Goal
Copy each line that contains the string "structured".
═════ Records for the task ═════
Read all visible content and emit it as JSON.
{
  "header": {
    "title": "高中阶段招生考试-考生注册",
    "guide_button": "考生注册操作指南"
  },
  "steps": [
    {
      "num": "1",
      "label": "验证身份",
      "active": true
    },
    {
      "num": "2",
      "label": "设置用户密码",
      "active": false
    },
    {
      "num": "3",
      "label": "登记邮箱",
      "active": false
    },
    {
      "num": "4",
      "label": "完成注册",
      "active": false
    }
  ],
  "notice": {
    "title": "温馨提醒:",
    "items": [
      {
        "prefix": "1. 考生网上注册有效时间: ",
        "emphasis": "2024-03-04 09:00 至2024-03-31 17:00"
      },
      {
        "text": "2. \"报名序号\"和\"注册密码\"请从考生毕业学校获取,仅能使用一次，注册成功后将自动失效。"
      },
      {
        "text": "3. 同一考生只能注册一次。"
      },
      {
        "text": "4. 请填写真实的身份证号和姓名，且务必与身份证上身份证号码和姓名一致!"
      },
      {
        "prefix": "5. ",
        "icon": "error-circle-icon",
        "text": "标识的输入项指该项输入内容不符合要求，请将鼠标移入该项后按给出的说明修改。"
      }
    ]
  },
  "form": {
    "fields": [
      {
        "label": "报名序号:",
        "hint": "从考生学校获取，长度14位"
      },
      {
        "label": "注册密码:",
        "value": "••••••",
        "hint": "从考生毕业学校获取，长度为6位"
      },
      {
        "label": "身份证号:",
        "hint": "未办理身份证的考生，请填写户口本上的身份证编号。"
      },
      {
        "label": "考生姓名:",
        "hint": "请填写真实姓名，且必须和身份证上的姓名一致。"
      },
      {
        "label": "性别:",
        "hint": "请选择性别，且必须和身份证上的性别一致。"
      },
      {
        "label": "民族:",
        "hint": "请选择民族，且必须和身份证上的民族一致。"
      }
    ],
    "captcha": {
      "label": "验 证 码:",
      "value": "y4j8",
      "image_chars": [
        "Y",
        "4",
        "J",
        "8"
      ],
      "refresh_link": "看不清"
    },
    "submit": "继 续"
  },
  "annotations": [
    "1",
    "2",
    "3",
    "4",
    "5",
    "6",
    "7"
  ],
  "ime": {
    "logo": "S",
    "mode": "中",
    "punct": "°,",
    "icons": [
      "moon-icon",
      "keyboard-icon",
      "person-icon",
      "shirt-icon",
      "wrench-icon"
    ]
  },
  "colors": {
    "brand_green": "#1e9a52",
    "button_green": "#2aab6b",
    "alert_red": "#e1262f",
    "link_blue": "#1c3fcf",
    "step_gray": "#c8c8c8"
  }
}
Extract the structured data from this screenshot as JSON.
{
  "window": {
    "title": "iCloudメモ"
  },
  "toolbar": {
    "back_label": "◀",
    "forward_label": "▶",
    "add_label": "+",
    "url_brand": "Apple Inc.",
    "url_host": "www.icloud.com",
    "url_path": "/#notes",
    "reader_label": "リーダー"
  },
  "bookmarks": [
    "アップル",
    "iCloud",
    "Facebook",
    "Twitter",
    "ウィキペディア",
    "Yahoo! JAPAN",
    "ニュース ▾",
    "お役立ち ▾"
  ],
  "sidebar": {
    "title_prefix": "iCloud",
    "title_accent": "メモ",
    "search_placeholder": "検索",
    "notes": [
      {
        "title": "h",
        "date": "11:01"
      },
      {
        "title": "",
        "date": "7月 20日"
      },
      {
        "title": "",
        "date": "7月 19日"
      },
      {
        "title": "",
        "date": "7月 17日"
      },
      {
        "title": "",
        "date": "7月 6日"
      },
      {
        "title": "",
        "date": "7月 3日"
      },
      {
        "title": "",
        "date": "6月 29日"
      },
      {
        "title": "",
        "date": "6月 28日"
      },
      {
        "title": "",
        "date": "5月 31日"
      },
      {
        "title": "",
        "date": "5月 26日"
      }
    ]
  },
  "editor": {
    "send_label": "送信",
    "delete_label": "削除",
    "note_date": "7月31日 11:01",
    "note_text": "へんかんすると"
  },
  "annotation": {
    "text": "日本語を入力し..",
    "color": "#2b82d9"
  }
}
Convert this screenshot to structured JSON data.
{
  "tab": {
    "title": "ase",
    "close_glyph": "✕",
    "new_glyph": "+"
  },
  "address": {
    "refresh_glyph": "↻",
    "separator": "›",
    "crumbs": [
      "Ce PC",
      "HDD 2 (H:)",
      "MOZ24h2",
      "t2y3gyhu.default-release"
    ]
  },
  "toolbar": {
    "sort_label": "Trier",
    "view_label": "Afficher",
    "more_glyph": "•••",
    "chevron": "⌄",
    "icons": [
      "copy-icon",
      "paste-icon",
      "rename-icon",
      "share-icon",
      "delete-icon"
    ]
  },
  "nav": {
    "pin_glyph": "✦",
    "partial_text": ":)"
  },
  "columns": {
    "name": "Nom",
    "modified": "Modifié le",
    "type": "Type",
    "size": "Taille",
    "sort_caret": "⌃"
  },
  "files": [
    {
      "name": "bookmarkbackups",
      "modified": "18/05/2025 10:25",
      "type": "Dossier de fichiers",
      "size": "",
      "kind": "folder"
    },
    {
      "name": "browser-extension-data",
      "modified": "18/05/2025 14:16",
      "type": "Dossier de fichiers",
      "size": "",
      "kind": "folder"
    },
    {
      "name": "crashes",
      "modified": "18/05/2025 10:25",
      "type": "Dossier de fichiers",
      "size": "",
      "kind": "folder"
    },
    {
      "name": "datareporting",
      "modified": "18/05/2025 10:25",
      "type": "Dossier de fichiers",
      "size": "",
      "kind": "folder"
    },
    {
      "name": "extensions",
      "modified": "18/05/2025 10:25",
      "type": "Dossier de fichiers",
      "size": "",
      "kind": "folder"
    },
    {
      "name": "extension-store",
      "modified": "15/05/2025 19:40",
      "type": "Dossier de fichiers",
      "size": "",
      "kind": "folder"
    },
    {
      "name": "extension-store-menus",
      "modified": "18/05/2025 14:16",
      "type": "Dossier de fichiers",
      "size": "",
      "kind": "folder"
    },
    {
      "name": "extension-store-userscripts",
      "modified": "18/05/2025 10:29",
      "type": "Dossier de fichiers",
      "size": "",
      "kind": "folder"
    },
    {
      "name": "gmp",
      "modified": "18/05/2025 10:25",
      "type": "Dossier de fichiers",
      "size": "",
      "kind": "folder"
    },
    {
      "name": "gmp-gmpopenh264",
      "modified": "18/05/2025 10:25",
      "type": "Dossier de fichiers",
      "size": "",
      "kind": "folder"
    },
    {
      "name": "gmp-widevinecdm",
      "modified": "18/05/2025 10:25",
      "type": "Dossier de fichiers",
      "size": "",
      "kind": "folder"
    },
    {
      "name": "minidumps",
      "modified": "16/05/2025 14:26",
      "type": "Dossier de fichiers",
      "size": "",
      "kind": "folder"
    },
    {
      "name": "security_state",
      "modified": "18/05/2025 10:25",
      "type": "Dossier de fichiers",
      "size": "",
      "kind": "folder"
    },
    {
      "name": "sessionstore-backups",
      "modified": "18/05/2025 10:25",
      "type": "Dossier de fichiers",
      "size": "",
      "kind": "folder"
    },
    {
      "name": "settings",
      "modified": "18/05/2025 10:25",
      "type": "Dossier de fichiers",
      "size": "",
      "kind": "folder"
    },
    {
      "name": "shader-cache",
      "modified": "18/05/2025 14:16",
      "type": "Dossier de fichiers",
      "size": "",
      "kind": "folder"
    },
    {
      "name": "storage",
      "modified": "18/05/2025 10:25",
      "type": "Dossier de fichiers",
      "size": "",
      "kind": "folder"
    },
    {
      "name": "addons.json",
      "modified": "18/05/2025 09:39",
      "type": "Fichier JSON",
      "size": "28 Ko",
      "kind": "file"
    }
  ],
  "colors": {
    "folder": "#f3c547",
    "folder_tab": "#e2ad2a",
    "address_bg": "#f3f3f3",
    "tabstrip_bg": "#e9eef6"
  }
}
═════
Right answer
Extract the structured data from this screenshot as JSON.
Convert this screenshot to structured JSON data.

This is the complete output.